--- begin Extracted data ---

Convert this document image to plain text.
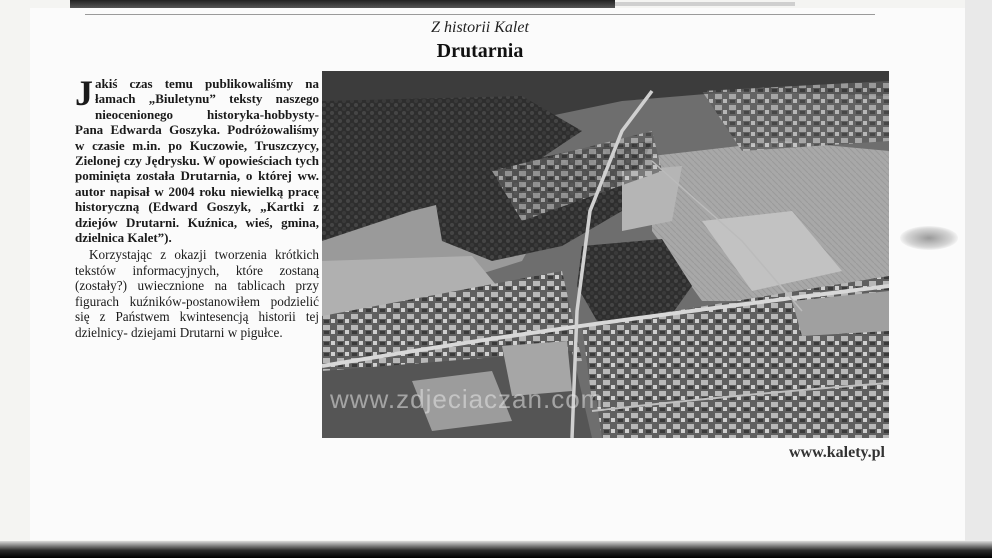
Z historii Kalet
Drutarnia

Jakiś czas temu publikowaliśmy na łamach „Biuletynu” teksty naszego nieocenionego historyka-hobbysty- Pana Edwarda Goszyka. Podróżowaliśmy w czasie m.in. po Kuczowie, Truszczycy, Zielonej czy Jędrysku. W opowieściach tych pominięta została Drutarnia, o której ww. autor napisał w 2004 roku niewielką pracę historyczną (Edward Goszyk, „Kartki z dziejów Drutarni. Kuźnica, wieś, gmina, dzielnica Kalet”).

Korzystając z okazji tworzenia krótkich tekstów informacyjnych, które zostaną (zostały?) uwiecznione na tablicach przy figurach kuźników-postanowiłem podzielić się z Państwem kwintesencją historii tej dzielnicy- dziejami Drutarni w pigułce.

www.zdjeciaczan.com
www.kalety.pl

--- end Extracted data ---

• What the task requires: Leave out the pictures, and give all the records again exactly.

• Solution to this task:
Convert this document image to plain text.
Z historii Kalet
Drutarnia

Jakiś czas temu publikowaliśmy na łamach „Biuletynu” teksty naszego nieocenionego historyka-hobbysty- Pana Edwarda Goszyka. Podróżowaliśmy w czasie m.in. po Kuczowie, Truszczycy, Zielonej czy Jędrysku. W opowieściach tych pominięta została Drutarnia, o której ww. autor napisał w 2004 roku niewielką pracę historyczną (Edward Goszyk, „Kartki z dziejów Drutarni. Kuźnica, wieś, gmina, dzielnica Kalet”).

Korzystając z okazji tworzenia krótkich tekstów informacyjnych, które zostaną (zostały?) uwiecznione na tablicach przy figurach kuźników-postanowiłem podzielić się z Państwem kwintesencją historii tej dzielnicy- dziejami Drutarni w pigułce.

www.zdjeciaczan.com
www.kalety.pl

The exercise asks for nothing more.